▸ EXERCISE:
Copy the data exactly as it appears, and do not include any pictures.

[Figure contents as structured data]
━━━━

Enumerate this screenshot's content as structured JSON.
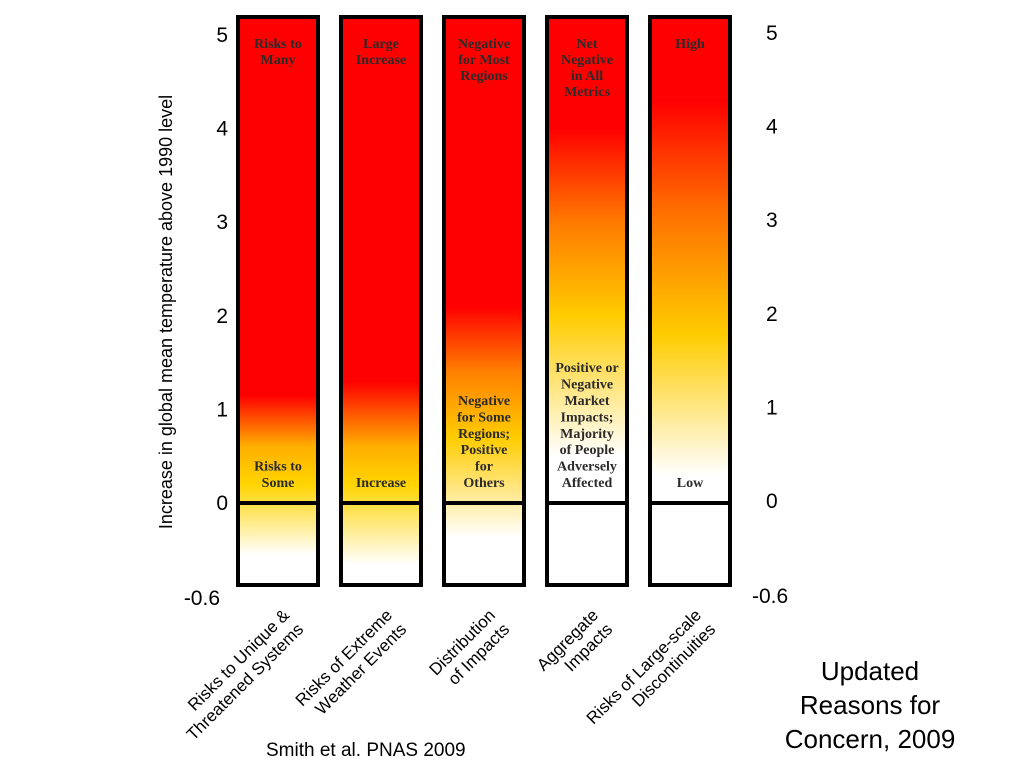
{
  "title_lines": [
    "Updated",
    "Reasons for",
    "Concern, 2009"
  ],
  "citation": "Smith et al. PNAS 2009",
  "chart_data": {
    "type": "bar",
    "ylabel": "Increase in global mean temperature above 1990 level",
    "ylim": [
      -0.6,
      5
    ],
    "yticks": [
      {
        "value": 5,
        "label": "5"
      },
      {
        "value": 4,
        "label": "4"
      },
      {
        "value": 3,
        "label": "3"
      },
      {
        "value": 2,
        "label": "2"
      },
      {
        "value": 1,
        "label": "1"
      },
      {
        "value": 0,
        "label": "0"
      },
      {
        "value": -0.6,
        "label": "-0.6"
      }
    ],
    "categories": [
      {
        "name_lines": [
          "Risks to Unique &",
          "Threatened Systems"
        ],
        "top_label": [
          "Risks to",
          "Many"
        ],
        "bottom_label": [
          "Risks to",
          "Some"
        ],
        "gradient": [
          {
            "t": -0.6,
            "color": "#ffffff"
          },
          {
            "t": -0.38,
            "color": "#ffffff"
          },
          {
            "t": 0.2,
            "color": "#ffd400"
          },
          {
            "t": 0.6,
            "color": "#ffb000"
          },
          {
            "t": 1.15,
            "color": "#ff0000"
          },
          {
            "t": 5,
            "color": "#ff0000"
          }
        ]
      },
      {
        "name_lines": [
          "Risks of Extreme",
          "Weather Events"
        ],
        "top_label": [
          "Large",
          "Increase"
        ],
        "bottom_label": [
          "Increase"
        ],
        "gradient": [
          {
            "t": -0.6,
            "color": "#ffffff"
          },
          {
            "t": -0.45,
            "color": "#ffffff"
          },
          {
            "t": 0.2,
            "color": "#ffd400"
          },
          {
            "t": 0.6,
            "color": "#ffb000"
          },
          {
            "t": 1.3,
            "color": "#ff0000"
          },
          {
            "t": 5,
            "color": "#ff0000"
          }
        ]
      },
      {
        "name_lines": [
          "Distribution",
          "of Impacts"
        ],
        "top_label": [
          "Negative",
          "for Most",
          "Regions"
        ],
        "bottom_label": [
          "Negative",
          "for Some",
          "Regions;",
          "Positive",
          "for",
          "Others"
        ],
        "gradient": [
          {
            "t": -0.6,
            "color": "#ffffff"
          },
          {
            "t": -0.25,
            "color": "#ffffff"
          },
          {
            "t": 0.7,
            "color": "#ffcc00"
          },
          {
            "t": 1.4,
            "color": "#ff8000"
          },
          {
            "t": 2.1,
            "color": "#ff0000"
          },
          {
            "t": 5,
            "color": "#ff0000"
          }
        ]
      },
      {
        "name_lines": [
          "Aggregate",
          "Impacts"
        ],
        "top_label": [
          "Net",
          "Negative",
          "in All",
          "Metrics"
        ],
        "bottom_label": [
          "Positive or",
          "Negative",
          "Market",
          "Impacts;",
          "Majority",
          "of People",
          "Adversely",
          "Affected"
        ],
        "gradient": [
          {
            "t": -0.6,
            "color": "#ffffff"
          },
          {
            "t": 0.5,
            "color": "#ffffff"
          },
          {
            "t": 2.0,
            "color": "#ffcc00"
          },
          {
            "t": 3.0,
            "color": "#ff7a00"
          },
          {
            "t": 4.0,
            "color": "#ff0000"
          },
          {
            "t": 5,
            "color": "#ff0000"
          }
        ]
      },
      {
        "name_lines": [
          "Risks of Large-scale",
          "Discontinuities"
        ],
        "top_label": [
          "High"
        ],
        "bottom_label": [
          "Low"
        ],
        "gradient": [
          {
            "t": -0.6,
            "color": "#ffffff"
          },
          {
            "t": 0.3,
            "color": "#ffffff"
          },
          {
            "t": 1.8,
            "color": "#ffcc00"
          },
          {
            "t": 3.1,
            "color": "#ff7000"
          },
          {
            "t": 4.3,
            "color": "#ff0000"
          },
          {
            "t": 5,
            "color": "#ff0000"
          }
        ]
      }
    ]
  }
}
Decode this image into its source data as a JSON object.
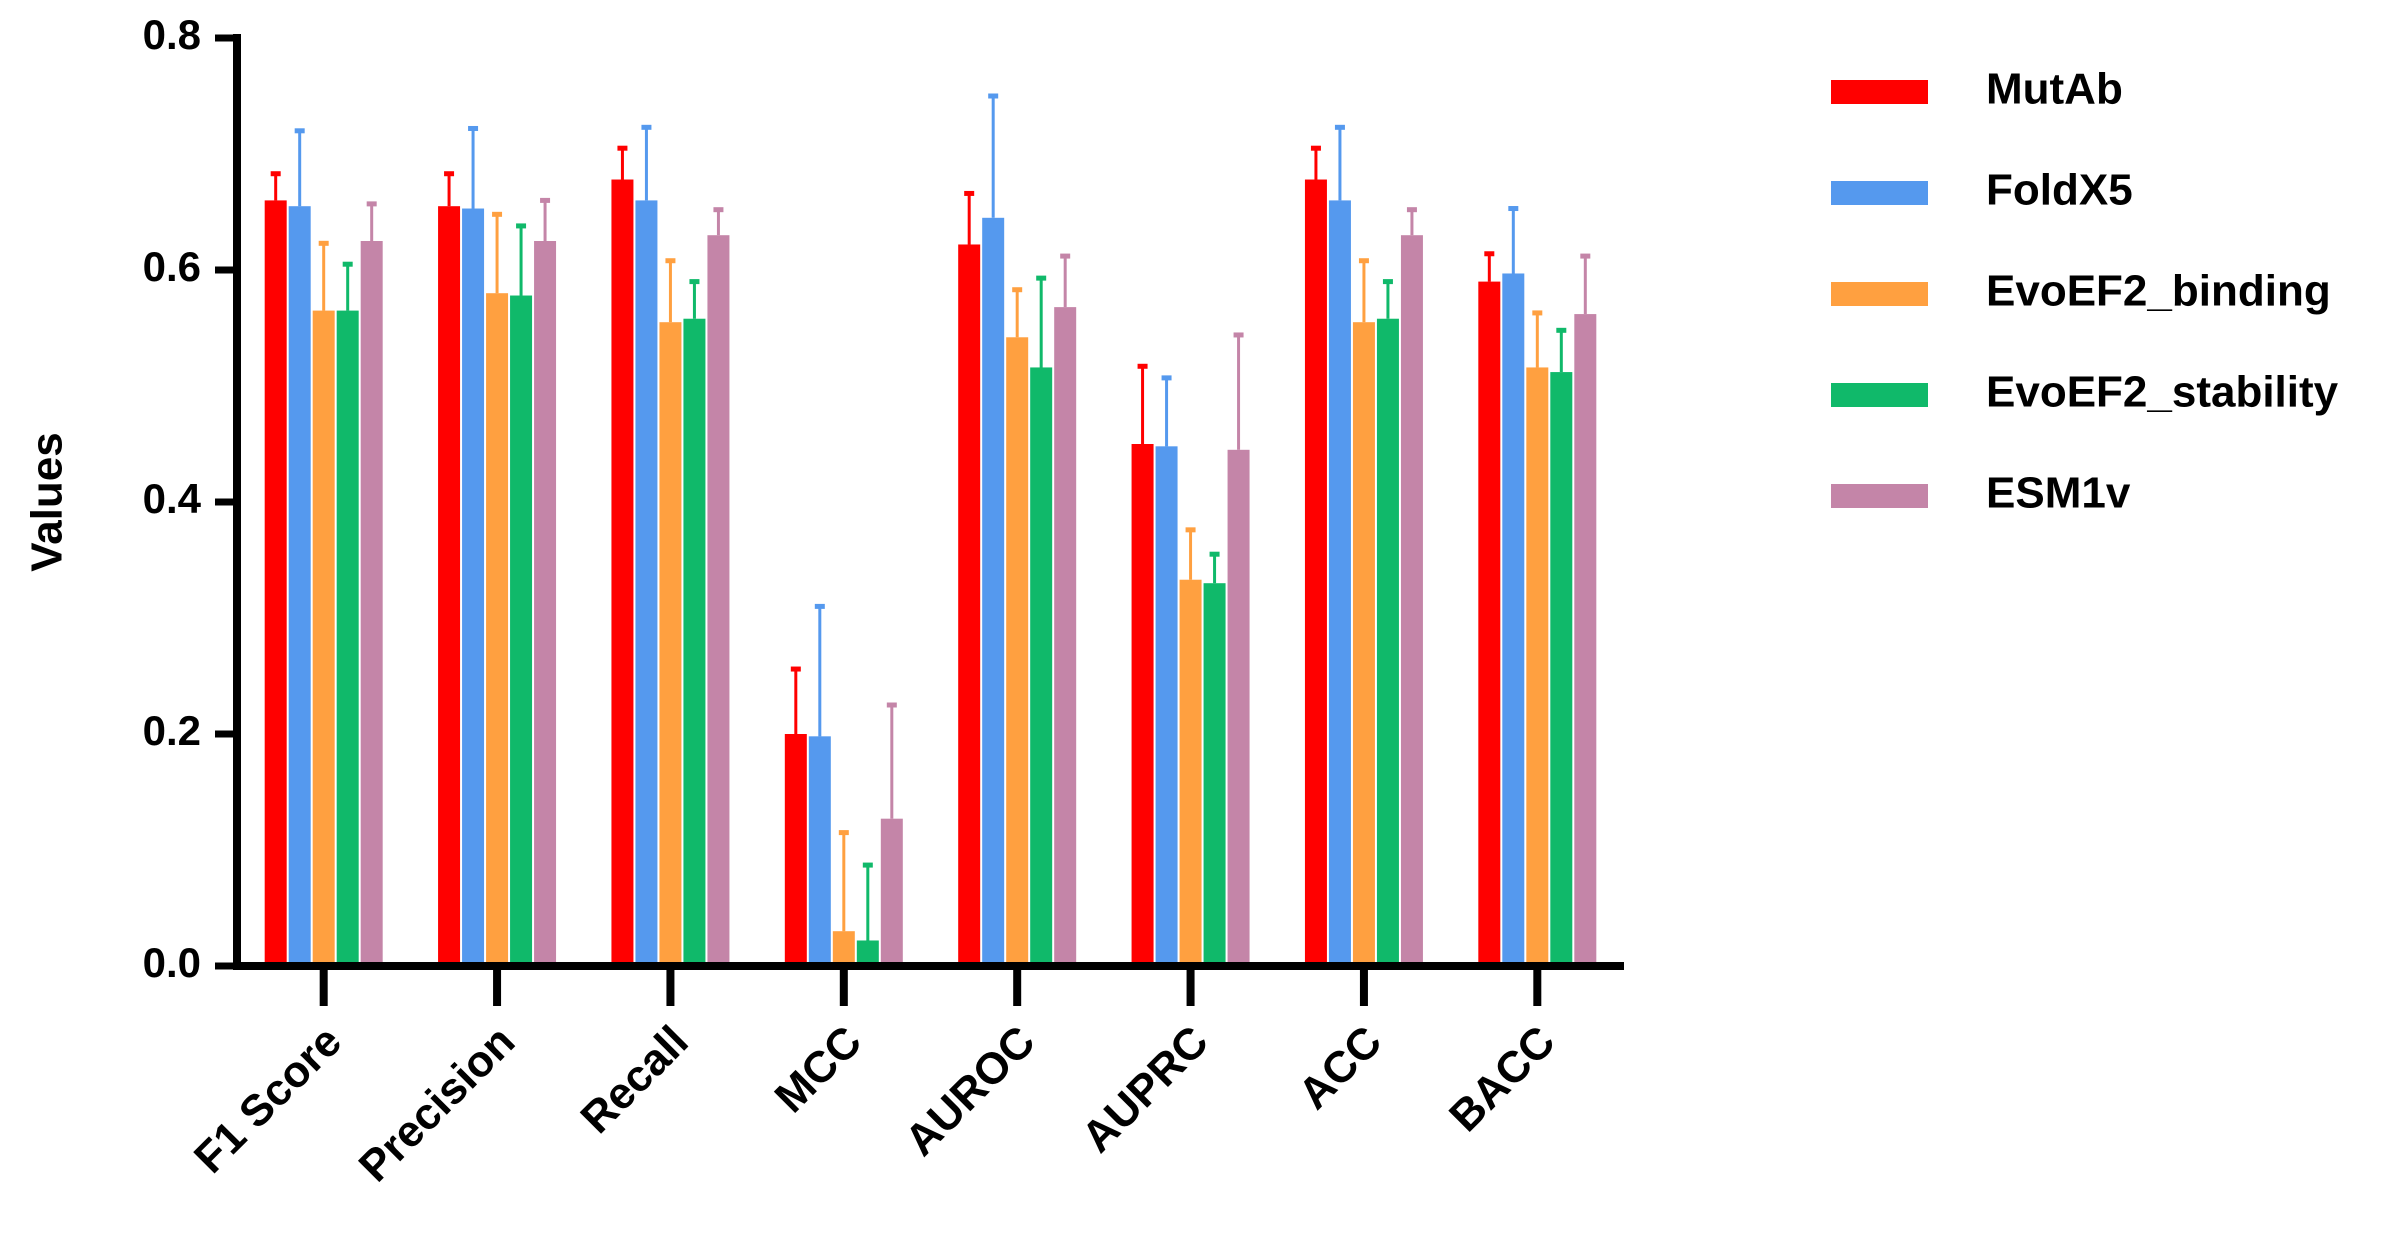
{
  "chart_data": {
    "type": "bar",
    "y_label": "Values",
    "categories": [
      "F1 Score",
      "Precision",
      "Recall",
      "MCC",
      "AUROC",
      "AUPRC",
      "ACC",
      "BACC"
    ],
    "series": [
      {
        "name": "MutAb",
        "color": "#ff0000",
        "values": [
          0.66,
          0.655,
          0.678,
          0.2,
          0.622,
          0.45,
          0.678,
          0.59
        ],
        "errors": [
          0.023,
          0.028,
          0.027,
          0.056,
          0.044,
          0.067,
          0.027,
          0.024
        ]
      },
      {
        "name": "FoldX5",
        "color": "#5599ee",
        "values": [
          0.655,
          0.653,
          0.66,
          0.198,
          0.645,
          0.448,
          0.66,
          0.597
        ],
        "errors": [
          0.065,
          0.069,
          0.063,
          0.112,
          0.105,
          0.059,
          0.063,
          0.056
        ]
      },
      {
        "name": "EvoEF2_binding",
        "color": "#ffa040",
        "values": [
          0.565,
          0.58,
          0.555,
          0.03,
          0.542,
          0.333,
          0.555,
          0.516
        ],
        "errors": [
          0.058,
          0.068,
          0.053,
          0.085,
          0.041,
          0.043,
          0.053,
          0.047
        ]
      },
      {
        "name": "EvoEF2_stability",
        "color": "#10b96a",
        "values": [
          0.565,
          0.578,
          0.558,
          0.022,
          0.516,
          0.33,
          0.558,
          0.512
        ],
        "errors": [
          0.04,
          0.06,
          0.032,
          0.065,
          0.077,
          0.025,
          0.032,
          0.036
        ]
      },
      {
        "name": "ESM1v",
        "color": "#c485a8",
        "values": [
          0.625,
          0.625,
          0.63,
          0.127,
          0.568,
          0.445,
          0.63,
          0.562
        ],
        "errors": [
          0.032,
          0.035,
          0.022,
          0.098,
          0.044,
          0.099,
          0.022,
          0.05
        ]
      }
    ],
    "ylim": [
      0,
      0.8
    ],
    "yticks": [
      {
        "value": 0,
        "label": "0.0"
      },
      0.2,
      0.4,
      0.6,
      0.8
    ],
    "legend": "right"
  }
}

━━━━

▸ EXERCISE RESPONSE:
Enumerate this screenshot's content as structured JSON.
{
  "title_lines": [
    "Updated",
    "Reasons for",
    "Concern, 2009"
  ],
  "citation": "Smith et al. PNAS 2009",
  "chart_data": {
    "type": "bar",
    "ylabel": "Increase in global mean temperature above 1990 level",
    "ylim": [
      -0.6,
      5
    ],
    "yticks": [
      {
        "value": 5,
        "label": "5"
      },
      {
        "value": 4,
        "label": "4"
      },
      {
        "value": 3,
        "label": "3"
      },
      {
        "value": 2,
        "label": "2"
      },
      {
        "value": 1,
        "label": "1"
      },
      {
        "value": 0,
        "label": "0"
      },
      {
        "value": -0.6,
        "label": "-0.6"
      }
    ],
    "categories": [
      {
        "name_lines": [
          "Risks to Unique &",
          "Threatened Systems"
        ],
        "top_label": [
          "Risks to",
          "Many"
        ],
        "bottom_label": [
          "Risks to",
          "Some"
        ],
        "gradient": [
          {
            "t": -0.6,
            "color": "#ffffff"
          },
          {
            "t": -0.38,
            "color": "#ffffff"
          },
          {
            "t": 0.2,
            "color": "#ffd400"
          },
          {
            "t": 0.6,
            "color": "#ffb000"
          },
          {
            "t": 1.15,
            "color": "#ff0000"
          },
          {
            "t": 5,
            "color": "#ff0000"
          }
        ]
      },
      {
        "name_lines": [
          "Risks of Extreme",
          "Weather Events"
        ],
        "top_label": [
          "Large",
          "Increase"
        ],
        "bottom_label": [
          "Increase"
        ],
        "gradient": [
          {
            "t": -0.6,
            "color": "#ffffff"
          },
          {
            "t": -0.45,
            "color": "#ffffff"
          },
          {
            "t": 0.2,
            "color": "#ffd400"
          },
          {
            "t": 0.6,
            "color": "#ffb000"
          },
          {
            "t": 1.3,
            "color": "#ff0000"
          },
          {
            "t": 5,
            "color": "#ff0000"
          }
        ]
      },
      {
        "name_lines": [
          "Distribution",
          "of Impacts"
        ],
        "top_label": [
          "Negative",
          "for Most",
          "Regions"
        ],
        "bottom_label": [
          "Negative",
          "for Some",
          "Regions;",
          "Positive",
          "for",
          "Others"
        ],
        "gradient": [
          {
            "t": -0.6,
            "color": "#ffffff"
          },
          {
            "t": -0.25,
            "color": "#ffffff"
          },
          {
            "t": 0.7,
            "color": "#ffcc00"
          },
          {
            "t": 1.4,
            "color": "#ff8000"
          },
          {
            "t": 2.1,
            "color": "#ff0000"
          },
          {
            "t": 5,
            "color": "#ff0000"
          }
        ]
      },
      {
        "name_lines": [
          "Aggregate",
          "Impacts"
        ],
        "top_label": [
          "Net",
          "Negative",
          "in All",
          "Metrics"
        ],
        "bottom_label": [
          "Positive or",
          "Negative",
          "Market",
          "Impacts;",
          "Majority",
          "of People",
          "Adversely",
          "Affected"
        ],
        "gradient": [
          {
            "t": -0.6,
            "color": "#ffffff"
          },
          {
            "t": 0.5,
            "color": "#ffffff"
          },
          {
            "t": 2.0,
            "color": "#ffcc00"
          },
          {
            "t": 3.0,
            "color": "#ff7a00"
          },
          {
            "t": 4.0,
            "color": "#ff0000"
          },
          {
            "t": 5,
            "color": "#ff0000"
          }
        ]
      },
      {
        "name_lines": [
          "Risks of Large-scale",
          "Discontinuities"
        ],
        "top_label": [
          "High"
        ],
        "bottom_label": [
          "Low"
        ],
        "gradient": [
          {
            "t": -0.6,
            "color": "#ffffff"
          },
          {
            "t": 0.3,
            "color": "#ffffff"
          },
          {
            "t": 1.8,
            "color": "#ffcc00"
          },
          {
            "t": 3.1,
            "color": "#ff7000"
          },
          {
            "t": 4.3,
            "color": "#ff0000"
          },
          {
            "t": 5,
            "color": "#ff0000"
          }
        ]
      }
    ]
  }
}
Decode this image into its source data as a JSON object.
{
  "chart_data": {
    "type": "bar",
    "y_label": "Values",
    "categories": [
      "F1 Score",
      "Precision",
      "Recall",
      "MCC",
      "AUROC",
      "AUPRC",
      "ACC",
      "BACC"
    ],
    "series": [
      {
        "name": "MutAb",
        "color": "#ff0000",
        "values": [
          0.66,
          0.655,
          0.678,
          0.2,
          0.622,
          0.45,
          0.678,
          0.59
        ],
        "errors": [
          0.023,
          0.028,
          0.027,
          0.056,
          0.044,
          0.067,
          0.027,
          0.024
        ]
      },
      {
        "name": "FoldX5",
        "color": "#5599ee",
        "values": [
          0.655,
          0.653,
          0.66,
          0.198,
          0.645,
          0.448,
          0.66,
          0.597
        ],
        "errors": [
          0.065,
          0.069,
          0.063,
          0.112,
          0.105,
          0.059,
          0.063,
          0.056
        ]
      },
      {
        "name": "EvoEF2_binding",
        "color": "#ffa040",
        "values": [
          0.565,
          0.58,
          0.555,
          0.03,
          0.542,
          0.333,
          0.555,
          0.516
        ],
        "errors": [
          0.058,
          0.068,
          0.053,
          0.085,
          0.041,
          0.043,
          0.053,
          0.047
        ]
      },
      {
        "name": "EvoEF2_stability",
        "color": "#10b96a",
        "values": [
          0.565,
          0.578,
          0.558,
          0.022,
          0.516,
          0.33,
          0.558,
          0.512
        ],
        "errors": [
          0.04,
          0.06,
          0.032,
          0.065,
          0.077,
          0.025,
          0.032,
          0.036
        ]
      },
      {
        "name": "ESM1v",
        "color": "#c485a8",
        "values": [
          0.625,
          0.625,
          0.63,
          0.127,
          0.568,
          0.445,
          0.63,
          0.562
        ],
        "errors": [
          0.032,
          0.035,
          0.022,
          0.098,
          0.044,
          0.099,
          0.022,
          0.05
        ]
      }
    ],
    "ylim": [
      0,
      0.8
    ],
    "yticks": [
      {
        "value": 0,
        "label": "0.0"
      },
      0.2,
      0.4,
      0.6,
      0.8
    ],
    "legend": "right"
  }
}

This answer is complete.